___ DATASET ENTRIES ___

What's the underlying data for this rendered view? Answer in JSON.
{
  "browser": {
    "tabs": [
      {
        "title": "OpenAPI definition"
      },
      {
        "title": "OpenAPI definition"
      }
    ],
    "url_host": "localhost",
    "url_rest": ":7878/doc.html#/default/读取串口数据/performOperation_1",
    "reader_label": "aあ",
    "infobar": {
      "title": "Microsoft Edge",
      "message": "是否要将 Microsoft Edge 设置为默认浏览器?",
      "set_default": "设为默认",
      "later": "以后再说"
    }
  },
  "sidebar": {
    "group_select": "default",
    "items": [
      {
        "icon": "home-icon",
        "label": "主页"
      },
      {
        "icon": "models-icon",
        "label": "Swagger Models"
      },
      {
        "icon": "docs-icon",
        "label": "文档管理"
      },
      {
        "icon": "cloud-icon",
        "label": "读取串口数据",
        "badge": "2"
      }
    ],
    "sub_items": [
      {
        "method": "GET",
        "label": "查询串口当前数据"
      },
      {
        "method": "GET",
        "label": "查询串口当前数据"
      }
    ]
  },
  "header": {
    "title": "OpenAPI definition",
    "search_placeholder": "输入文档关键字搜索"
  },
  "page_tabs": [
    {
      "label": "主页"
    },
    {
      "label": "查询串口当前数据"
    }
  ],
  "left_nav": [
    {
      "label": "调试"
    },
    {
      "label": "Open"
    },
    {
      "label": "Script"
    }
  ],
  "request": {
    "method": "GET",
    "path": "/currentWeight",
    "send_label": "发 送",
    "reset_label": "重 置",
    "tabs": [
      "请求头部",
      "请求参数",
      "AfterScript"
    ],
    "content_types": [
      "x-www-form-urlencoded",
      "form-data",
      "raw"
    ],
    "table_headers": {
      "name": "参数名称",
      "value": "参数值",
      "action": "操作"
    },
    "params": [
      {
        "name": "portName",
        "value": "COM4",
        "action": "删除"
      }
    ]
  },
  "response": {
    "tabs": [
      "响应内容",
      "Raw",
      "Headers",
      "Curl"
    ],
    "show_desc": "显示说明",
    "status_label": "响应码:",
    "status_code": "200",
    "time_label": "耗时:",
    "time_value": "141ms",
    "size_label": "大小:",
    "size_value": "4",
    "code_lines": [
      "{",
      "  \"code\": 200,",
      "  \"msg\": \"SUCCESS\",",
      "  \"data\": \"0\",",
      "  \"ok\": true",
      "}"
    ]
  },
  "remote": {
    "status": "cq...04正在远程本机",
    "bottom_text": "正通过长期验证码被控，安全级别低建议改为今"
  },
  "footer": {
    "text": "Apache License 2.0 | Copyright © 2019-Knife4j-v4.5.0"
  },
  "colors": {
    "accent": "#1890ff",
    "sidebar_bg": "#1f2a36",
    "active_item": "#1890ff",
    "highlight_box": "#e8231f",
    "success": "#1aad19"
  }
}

___
___ DATASET ENTRIES ___

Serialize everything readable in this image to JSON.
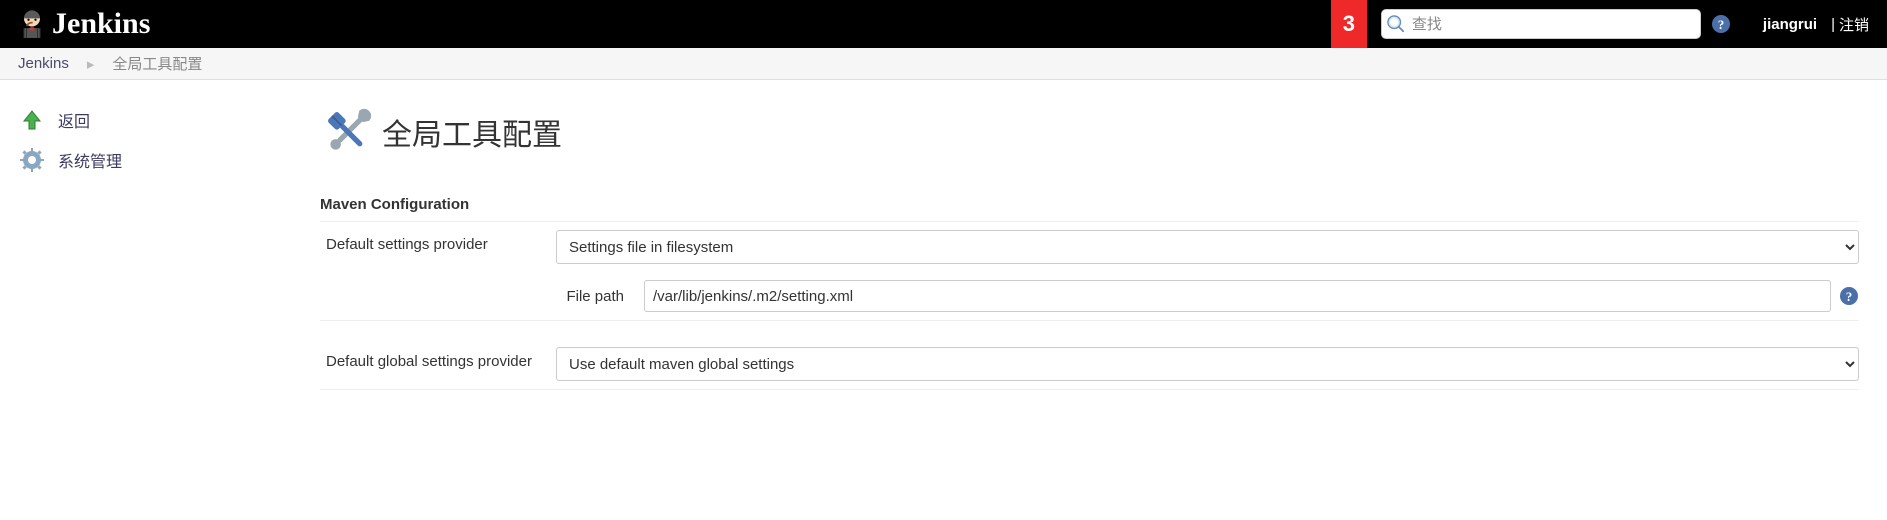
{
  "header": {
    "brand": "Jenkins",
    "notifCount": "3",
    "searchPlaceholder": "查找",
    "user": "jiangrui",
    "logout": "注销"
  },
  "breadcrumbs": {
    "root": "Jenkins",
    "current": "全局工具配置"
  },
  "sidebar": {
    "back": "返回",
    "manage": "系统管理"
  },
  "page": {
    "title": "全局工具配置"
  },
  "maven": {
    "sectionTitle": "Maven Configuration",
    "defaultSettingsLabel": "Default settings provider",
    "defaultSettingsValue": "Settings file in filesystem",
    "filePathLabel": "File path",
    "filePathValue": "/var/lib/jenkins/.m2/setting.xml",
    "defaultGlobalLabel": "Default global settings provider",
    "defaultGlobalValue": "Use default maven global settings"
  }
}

___
___ DATASET ENTRIES ___

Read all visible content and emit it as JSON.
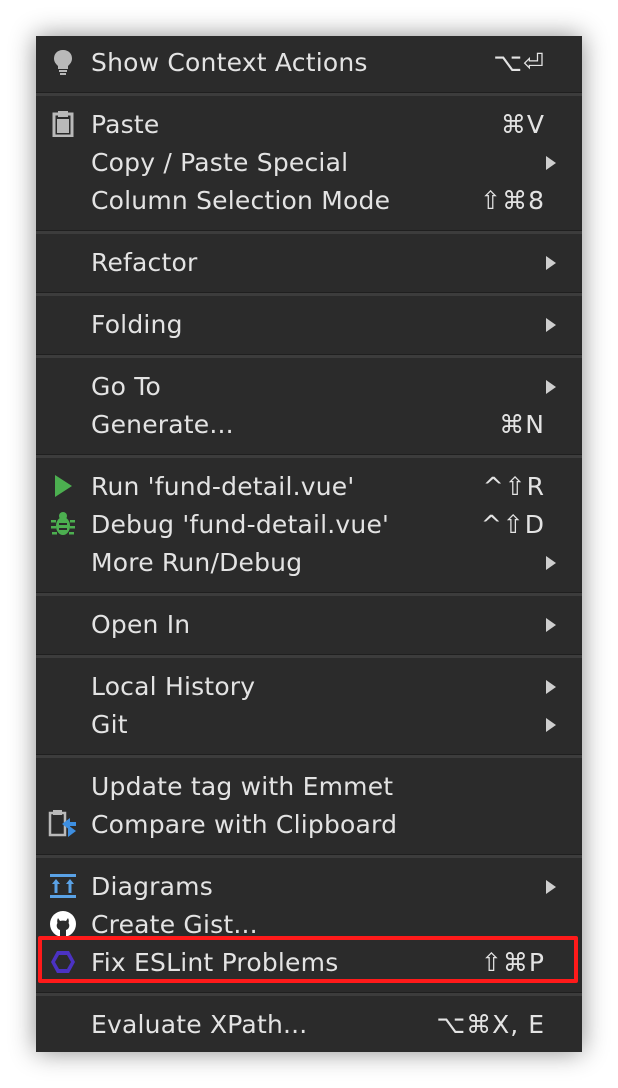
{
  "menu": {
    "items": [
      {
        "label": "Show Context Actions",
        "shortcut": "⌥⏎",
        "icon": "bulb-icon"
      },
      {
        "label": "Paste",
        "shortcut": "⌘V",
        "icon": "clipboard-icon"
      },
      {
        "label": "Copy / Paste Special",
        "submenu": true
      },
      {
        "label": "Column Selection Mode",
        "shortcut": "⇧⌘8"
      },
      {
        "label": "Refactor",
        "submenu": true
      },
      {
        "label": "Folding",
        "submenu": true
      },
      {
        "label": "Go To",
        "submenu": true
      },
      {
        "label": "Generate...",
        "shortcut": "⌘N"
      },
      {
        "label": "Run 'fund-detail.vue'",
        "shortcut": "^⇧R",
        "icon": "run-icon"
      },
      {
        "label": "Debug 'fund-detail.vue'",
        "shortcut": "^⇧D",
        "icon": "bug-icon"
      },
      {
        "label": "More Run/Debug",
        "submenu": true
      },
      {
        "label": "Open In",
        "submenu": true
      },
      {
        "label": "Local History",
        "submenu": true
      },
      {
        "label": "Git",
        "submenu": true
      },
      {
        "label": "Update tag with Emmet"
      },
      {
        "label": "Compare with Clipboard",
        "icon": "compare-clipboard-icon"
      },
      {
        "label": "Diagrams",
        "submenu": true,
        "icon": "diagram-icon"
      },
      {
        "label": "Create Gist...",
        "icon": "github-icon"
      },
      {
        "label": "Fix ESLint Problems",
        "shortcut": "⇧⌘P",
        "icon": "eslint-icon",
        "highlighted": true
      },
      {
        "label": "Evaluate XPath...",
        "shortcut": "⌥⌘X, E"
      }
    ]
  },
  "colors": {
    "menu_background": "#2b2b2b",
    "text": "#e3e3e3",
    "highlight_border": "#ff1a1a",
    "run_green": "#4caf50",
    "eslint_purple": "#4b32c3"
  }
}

___

Select every line in the records above that contains the word "this".

What's the underlying data for this rendered view? Answer in JSON.
Serialize everything readable in this image to JSON.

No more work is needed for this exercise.